• _SET EXERCISE_: All of the records listed below should be retyped exactly.

• _Recorded data_:
—————
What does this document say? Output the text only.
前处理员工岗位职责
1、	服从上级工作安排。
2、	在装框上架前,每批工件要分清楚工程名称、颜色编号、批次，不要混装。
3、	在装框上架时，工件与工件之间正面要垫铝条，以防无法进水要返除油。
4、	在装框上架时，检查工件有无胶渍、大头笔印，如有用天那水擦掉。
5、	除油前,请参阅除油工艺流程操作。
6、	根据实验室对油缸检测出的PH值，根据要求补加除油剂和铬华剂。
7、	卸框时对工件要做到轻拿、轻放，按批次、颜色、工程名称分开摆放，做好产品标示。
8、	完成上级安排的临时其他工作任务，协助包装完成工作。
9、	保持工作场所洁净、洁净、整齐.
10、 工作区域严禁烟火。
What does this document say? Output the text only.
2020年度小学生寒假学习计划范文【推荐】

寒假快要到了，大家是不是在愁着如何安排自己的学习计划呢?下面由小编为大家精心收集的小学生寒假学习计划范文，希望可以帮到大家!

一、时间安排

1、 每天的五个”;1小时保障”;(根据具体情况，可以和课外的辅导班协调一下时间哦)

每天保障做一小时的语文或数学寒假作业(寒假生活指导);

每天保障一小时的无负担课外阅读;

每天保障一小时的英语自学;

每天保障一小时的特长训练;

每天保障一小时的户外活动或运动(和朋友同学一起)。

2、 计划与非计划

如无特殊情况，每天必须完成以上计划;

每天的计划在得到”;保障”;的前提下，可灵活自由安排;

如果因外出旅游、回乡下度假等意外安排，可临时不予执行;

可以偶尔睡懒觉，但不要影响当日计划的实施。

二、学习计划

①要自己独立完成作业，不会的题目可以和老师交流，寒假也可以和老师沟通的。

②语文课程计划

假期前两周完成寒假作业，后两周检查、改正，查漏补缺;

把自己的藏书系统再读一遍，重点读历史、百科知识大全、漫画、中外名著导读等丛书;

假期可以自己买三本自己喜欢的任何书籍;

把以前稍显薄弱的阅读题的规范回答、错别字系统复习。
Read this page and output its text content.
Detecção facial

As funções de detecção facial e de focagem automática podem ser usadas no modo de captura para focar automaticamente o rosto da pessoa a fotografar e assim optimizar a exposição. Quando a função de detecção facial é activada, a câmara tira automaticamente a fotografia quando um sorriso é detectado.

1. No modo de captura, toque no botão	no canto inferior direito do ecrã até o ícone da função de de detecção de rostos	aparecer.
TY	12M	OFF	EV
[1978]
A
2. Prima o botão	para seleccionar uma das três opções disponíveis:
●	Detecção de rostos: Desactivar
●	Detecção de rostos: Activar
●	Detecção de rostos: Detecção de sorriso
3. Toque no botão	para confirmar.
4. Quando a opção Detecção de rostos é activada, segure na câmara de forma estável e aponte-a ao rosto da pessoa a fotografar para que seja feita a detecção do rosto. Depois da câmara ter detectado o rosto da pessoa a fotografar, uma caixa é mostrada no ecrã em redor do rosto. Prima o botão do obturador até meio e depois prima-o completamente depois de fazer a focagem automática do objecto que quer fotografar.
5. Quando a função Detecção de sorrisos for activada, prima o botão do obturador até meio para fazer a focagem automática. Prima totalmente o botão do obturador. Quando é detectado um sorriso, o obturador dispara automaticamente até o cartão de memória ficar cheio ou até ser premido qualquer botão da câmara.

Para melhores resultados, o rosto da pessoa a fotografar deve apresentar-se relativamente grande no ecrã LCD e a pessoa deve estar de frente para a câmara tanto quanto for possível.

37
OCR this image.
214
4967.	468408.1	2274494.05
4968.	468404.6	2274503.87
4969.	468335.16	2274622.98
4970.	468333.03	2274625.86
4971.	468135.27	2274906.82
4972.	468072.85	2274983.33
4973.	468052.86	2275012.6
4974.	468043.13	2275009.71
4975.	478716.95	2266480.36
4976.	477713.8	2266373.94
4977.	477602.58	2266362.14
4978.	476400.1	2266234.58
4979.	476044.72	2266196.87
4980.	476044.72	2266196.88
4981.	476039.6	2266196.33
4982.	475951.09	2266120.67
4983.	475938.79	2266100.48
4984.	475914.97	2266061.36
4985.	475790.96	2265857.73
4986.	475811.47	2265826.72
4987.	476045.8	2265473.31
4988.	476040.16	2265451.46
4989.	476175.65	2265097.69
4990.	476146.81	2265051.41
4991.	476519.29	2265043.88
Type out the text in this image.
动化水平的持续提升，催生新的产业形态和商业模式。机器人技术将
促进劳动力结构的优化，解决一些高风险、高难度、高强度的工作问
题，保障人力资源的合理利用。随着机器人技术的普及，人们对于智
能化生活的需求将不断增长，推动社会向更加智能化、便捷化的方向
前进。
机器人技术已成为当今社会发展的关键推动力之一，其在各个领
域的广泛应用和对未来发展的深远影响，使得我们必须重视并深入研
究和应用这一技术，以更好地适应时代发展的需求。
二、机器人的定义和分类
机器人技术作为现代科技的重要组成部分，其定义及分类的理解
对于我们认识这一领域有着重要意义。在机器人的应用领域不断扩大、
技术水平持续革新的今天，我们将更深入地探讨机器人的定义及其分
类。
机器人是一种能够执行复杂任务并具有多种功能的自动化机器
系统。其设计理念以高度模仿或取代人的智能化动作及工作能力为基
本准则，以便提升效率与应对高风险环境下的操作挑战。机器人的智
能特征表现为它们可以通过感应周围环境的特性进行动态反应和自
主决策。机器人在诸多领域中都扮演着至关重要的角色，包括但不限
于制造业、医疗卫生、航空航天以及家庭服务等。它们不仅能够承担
—————
• _RESPONSE_:
What does this document say? Output the text only.
前处理员工岗位职责
1、	服从上级工作安排。
2、	在装框上架前,每批工件要分清楚工程名称、颜色编号、批次，不要混装。
3、	在装框上架时，工件与工件之间正面要垫铝条，以防无法进水要返除油。
4、	在装框上架时，检查工件有无胶渍、大头笔印，如有用天那水擦掉。
5、	除油前,请参阅除油工艺流程操作。
6、	根据实验室对油缸检测出的PH值，根据要求补加除油剂和铬华剂。
7、	卸框时对工件要做到轻拿、轻放，按批次、颜色、工程名称分开摆放，做好产品标示。
8、	完成上级安排的临时其他工作任务，协助包装完成工作。
9、	保持工作场所洁净、洁净、整齐.
10、 工作区域严禁烟火。
What does this document say? Output the text only.
2020年度小学生寒假学习计划范文【推荐】

寒假快要到了，大家是不是在愁着如何安排自己的学习计划呢?下面由小编为大家精心收集的小学生寒假学习计划范文，希望可以帮到大家!

一、时间安排

1、 每天的五个”;1小时保障”;(根据具体情况，可以和课外的辅导班协调一下时间哦)

每天保障做一小时的语文或数学寒假作业(寒假生活指导);

每天保障一小时的无负担课外阅读;

每天保障一小时的英语自学;

每天保障一小时的特长训练;

每天保障一小时的户外活动或运动(和朋友同学一起)。

2、 计划与非计划

如无特殊情况，每天必须完成以上计划;

每天的计划在得到”;保障”;的前提下，可灵活自由安排;

如果因外出旅游、回乡下度假等意外安排，可临时不予执行;

可以偶尔睡懒觉，但不要影响当日计划的实施。

二、学习计划

①要自己独立完成作业，不会的题目可以和老师交流，寒假也可以和老师沟通的。

②语文课程计划

假期前两周完成寒假作业，后两周检查、改正，查漏补缺;

把自己的藏书系统再读一遍，重点读历史、百科知识大全、漫画、中外名著导读等丛书;

假期可以自己买三本自己喜欢的任何书籍;

把以前稍显薄弱的阅读题的规范回答、错别字系统复习。
Read this page and output its text content.
Detecção facial

As funções de detecção facial e de focagem automática podem ser usadas no modo de captura para focar automaticamente o rosto da pessoa a fotografar e assim optimizar a exposição. Quando a função de detecção facial é activada, a câmara tira automaticamente a fotografia quando um sorriso é detectado.

1. No modo de captura, toque no botão	no canto inferior direito do ecrã até o ícone da função de de detecção de rostos	aparecer.
TY	12M	OFF	EV
[1978]
A
2. Prima o botão	para seleccionar uma das três opções disponíveis:
●	Detecção de rostos: Desactivar
●	Detecção de rostos: Activar
●	Detecção de rostos: Detecção de sorriso
3. Toque no botão	para confirmar.
4. Quando a opção Detecção de rostos é activada, segure na câmara de forma estável e aponte-a ao rosto da pessoa a fotografar para que seja feita a detecção do rosto. Depois da câmara ter detectado o rosto da pessoa a fotografar, uma caixa é mostrada no ecrã em redor do rosto. Prima o botão do obturador até meio e depois prima-o completamente depois de fazer a focagem automática do objecto que quer fotografar.
5. Quando a função Detecção de sorrisos for activada, prima o botão do obturador até meio para fazer a focagem automática. Prima totalmente o botão do obturador. Quando é detectado um sorriso, o obturador dispara automaticamente até o cartão de memória ficar cheio ou até ser premido qualquer botão da câmara.

Para melhores resultados, o rosto da pessoa a fotografar deve apresentar-se relativamente grande no ecrã LCD e a pessoa deve estar de frente para a câmara tanto quanto for possível.

37
OCR this image.
214
4967.	468408.1	2274494.05
4968.	468404.6	2274503.87
4969.	468335.16	2274622.98
4970.	468333.03	2274625.86
4971.	468135.27	2274906.82
4972.	468072.85	2274983.33
4973.	468052.86	2275012.6
4974.	468043.13	2275009.71
4975.	478716.95	2266480.36
4976.	477713.8	2266373.94
4977.	477602.58	2266362.14
4978.	476400.1	2266234.58
4979.	476044.72	2266196.87
4980.	476044.72	2266196.88
4981.	476039.6	2266196.33
4982.	475951.09	2266120.67
4983.	475938.79	2266100.48
4984.	475914.97	2266061.36
4985.	475790.96	2265857.73
4986.	475811.47	2265826.72
4987.	476045.8	2265473.31
4988.	476040.16	2265451.46
4989.	476175.65	2265097.69
4990.	476146.81	2265051.41
4991.	476519.29	2265043.88
Type out the text in this image.
动化水平的持续提升，催生新的产业形态和商业模式。机器人技术将
促进劳动力结构的优化，解决一些高风险、高难度、高强度的工作问
题，保障人力资源的合理利用。随着机器人技术的普及，人们对于智
能化生活的需求将不断增长，推动社会向更加智能化、便捷化的方向
前进。
机器人技术已成为当今社会发展的关键推动力之一，其在各个领
域的广泛应用和对未来发展的深远影响，使得我们必须重视并深入研
究和应用这一技术，以更好地适应时代发展的需求。
二、机器人的定义和分类
机器人技术作为现代科技的重要组成部分，其定义及分类的理解
对于我们认识这一领域有着重要意义。在机器人的应用领域不断扩大、
技术水平持续革新的今天，我们将更深入地探讨机器人的定义及其分
类。
机器人是一种能够执行复杂任务并具有多种功能的自动化机器
系统。其设计理念以高度模仿或取代人的智能化动作及工作能力为基
本准则，以便提升效率与应对高风险环境下的操作挑战。机器人的智
能特征表现为它们可以通过感应周围环境的特性进行动态反应和自
主决策。机器人在诸多领域中都扮演着至关重要的角色，包括但不限
于制造业、医疗卫生、航空航天以及家庭服务等。它们不仅能够承担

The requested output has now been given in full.